## WORK TO BE COMPLETED:
Reproduce the records verbatim, beginning with the first line and ending after the line that contains "Point: [115, 500, 138, 514]".

## PROVIDED INFORMATION:
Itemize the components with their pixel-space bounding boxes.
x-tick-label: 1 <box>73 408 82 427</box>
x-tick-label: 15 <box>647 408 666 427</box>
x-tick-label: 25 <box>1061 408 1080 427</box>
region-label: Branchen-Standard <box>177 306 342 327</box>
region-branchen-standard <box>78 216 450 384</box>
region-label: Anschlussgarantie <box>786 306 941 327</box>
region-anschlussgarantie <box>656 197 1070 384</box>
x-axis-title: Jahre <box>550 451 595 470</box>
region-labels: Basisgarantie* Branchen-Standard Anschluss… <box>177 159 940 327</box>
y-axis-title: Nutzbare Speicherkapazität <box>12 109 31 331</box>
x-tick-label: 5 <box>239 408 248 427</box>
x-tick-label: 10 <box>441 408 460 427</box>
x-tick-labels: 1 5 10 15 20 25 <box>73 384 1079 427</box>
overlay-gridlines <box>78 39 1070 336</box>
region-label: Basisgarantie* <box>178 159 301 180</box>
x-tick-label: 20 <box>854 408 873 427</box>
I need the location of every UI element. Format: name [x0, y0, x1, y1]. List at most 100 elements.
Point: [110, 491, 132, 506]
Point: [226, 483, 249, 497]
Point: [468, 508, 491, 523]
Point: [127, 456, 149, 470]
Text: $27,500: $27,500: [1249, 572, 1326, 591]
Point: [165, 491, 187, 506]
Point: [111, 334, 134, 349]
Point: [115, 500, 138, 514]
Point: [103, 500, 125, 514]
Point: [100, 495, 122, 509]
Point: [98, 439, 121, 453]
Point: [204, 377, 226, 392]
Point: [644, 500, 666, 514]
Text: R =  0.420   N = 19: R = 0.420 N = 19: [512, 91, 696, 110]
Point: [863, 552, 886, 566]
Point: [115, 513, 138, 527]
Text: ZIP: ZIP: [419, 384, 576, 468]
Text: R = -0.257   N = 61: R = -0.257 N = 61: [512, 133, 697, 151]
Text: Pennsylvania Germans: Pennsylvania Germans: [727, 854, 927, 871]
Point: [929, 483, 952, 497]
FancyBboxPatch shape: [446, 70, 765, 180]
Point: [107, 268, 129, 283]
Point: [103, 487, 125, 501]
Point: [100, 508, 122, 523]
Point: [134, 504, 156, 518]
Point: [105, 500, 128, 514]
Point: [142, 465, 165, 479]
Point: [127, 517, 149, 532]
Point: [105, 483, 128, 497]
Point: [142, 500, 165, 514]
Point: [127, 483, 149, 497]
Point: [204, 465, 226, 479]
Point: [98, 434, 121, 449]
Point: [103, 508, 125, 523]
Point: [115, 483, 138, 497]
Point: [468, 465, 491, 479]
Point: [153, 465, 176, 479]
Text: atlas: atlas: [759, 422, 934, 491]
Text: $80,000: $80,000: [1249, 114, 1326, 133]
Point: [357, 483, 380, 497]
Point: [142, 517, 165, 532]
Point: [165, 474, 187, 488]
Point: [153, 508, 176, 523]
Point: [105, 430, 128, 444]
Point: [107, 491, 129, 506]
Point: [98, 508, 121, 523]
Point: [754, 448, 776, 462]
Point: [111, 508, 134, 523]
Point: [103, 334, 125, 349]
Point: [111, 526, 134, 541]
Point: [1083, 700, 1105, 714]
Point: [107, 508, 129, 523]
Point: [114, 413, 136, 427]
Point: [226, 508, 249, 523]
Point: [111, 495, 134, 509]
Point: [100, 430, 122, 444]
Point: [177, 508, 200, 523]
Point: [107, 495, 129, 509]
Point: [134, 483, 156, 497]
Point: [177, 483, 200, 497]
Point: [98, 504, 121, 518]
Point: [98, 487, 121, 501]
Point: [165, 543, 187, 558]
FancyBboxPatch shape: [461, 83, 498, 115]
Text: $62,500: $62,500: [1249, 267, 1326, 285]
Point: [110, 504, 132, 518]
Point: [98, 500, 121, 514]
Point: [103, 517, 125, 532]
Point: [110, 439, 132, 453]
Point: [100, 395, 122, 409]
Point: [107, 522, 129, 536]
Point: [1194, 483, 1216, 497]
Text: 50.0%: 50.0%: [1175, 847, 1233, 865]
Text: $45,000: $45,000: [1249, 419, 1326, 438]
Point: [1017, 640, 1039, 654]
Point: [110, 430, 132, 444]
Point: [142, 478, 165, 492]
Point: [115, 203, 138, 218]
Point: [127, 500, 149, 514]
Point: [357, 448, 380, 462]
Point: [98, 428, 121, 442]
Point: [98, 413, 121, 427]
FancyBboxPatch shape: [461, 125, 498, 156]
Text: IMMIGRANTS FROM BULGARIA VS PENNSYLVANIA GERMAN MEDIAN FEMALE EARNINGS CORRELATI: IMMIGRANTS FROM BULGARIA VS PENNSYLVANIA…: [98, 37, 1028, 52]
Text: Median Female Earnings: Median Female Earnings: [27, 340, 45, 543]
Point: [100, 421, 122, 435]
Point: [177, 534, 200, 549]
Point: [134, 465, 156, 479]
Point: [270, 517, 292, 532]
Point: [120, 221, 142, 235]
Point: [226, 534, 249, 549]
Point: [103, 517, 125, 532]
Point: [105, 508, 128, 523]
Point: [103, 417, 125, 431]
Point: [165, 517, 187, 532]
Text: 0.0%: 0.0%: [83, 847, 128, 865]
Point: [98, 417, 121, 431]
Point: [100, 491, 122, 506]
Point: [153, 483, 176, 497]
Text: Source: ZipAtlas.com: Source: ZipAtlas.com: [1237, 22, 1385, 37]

## ANSWER FOR THIS EXERCISE:
Itemize the components with their pixel-space bounding boxes.
x-tick-label: 1 <box>73 408 82 427</box>
x-tick-label: 15 <box>647 408 666 427</box>
x-tick-label: 25 <box>1061 408 1080 427</box>
region-label: Branchen-Standard <box>177 306 342 327</box>
region-branchen-standard <box>78 216 450 384</box>
region-label: Anschlussgarantie <box>786 306 941 327</box>
region-anschlussgarantie <box>656 197 1070 384</box>
x-axis-title: Jahre <box>550 451 595 470</box>
region-labels: Basisgarantie* Branchen-Standard Anschluss… <box>177 159 940 327</box>
y-axis-title: Nutzbare Speicherkapazität <box>12 109 31 331</box>
x-tick-label: 5 <box>239 408 248 427</box>
x-tick-label: 10 <box>441 408 460 427</box>
x-tick-labels: 1 5 10 15 20 25 <box>73 384 1079 427</box>
overlay-gridlines <box>78 39 1070 336</box>
region-label: Basisgarantie* <box>178 159 301 180</box>
x-tick-label: 20 <box>854 408 873 427</box>
I need the location of every UI element. Format: name [x0, y0, x1, y1]. List at most 100 elements.
Point: [110, 491, 132, 506]
Point: [226, 483, 249, 497]
Point: [468, 508, 491, 523]
Point: [127, 456, 149, 470]
Text: $27,500: $27,500: [1249, 572, 1326, 591]
Point: [165, 491, 187, 506]
Point: [111, 334, 134, 349]
Point: [115, 500, 138, 514]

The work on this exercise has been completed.